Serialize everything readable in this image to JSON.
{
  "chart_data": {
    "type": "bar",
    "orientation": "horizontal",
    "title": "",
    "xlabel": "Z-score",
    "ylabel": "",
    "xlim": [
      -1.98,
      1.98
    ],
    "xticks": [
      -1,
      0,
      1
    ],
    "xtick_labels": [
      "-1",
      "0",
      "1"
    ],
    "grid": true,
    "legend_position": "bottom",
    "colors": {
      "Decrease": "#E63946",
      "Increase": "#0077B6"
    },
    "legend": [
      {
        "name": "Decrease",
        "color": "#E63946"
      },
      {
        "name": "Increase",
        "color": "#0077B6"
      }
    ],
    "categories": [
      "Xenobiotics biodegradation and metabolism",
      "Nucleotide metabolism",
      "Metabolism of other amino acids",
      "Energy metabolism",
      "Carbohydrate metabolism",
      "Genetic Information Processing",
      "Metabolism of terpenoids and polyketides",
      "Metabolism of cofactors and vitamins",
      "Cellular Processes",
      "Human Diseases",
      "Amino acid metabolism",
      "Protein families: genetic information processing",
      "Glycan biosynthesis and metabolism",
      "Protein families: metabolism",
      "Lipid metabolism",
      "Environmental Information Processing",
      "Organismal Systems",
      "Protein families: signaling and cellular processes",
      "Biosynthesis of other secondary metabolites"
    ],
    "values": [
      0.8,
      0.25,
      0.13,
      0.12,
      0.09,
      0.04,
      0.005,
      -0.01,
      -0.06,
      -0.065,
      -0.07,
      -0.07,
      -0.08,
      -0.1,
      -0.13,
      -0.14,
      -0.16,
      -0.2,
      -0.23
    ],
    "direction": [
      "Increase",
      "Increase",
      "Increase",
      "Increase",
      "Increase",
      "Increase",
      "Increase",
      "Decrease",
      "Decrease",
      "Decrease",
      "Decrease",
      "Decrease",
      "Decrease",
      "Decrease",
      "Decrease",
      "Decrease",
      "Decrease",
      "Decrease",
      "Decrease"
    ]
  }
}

+++++

→ **Required action**
Lines with "Protein" in the records above: copy every one of them.

→ **Output**
      "Protein families: genetic information processing",
      "Protein families: metabolism",
      "Protein families: signaling and cellular processes",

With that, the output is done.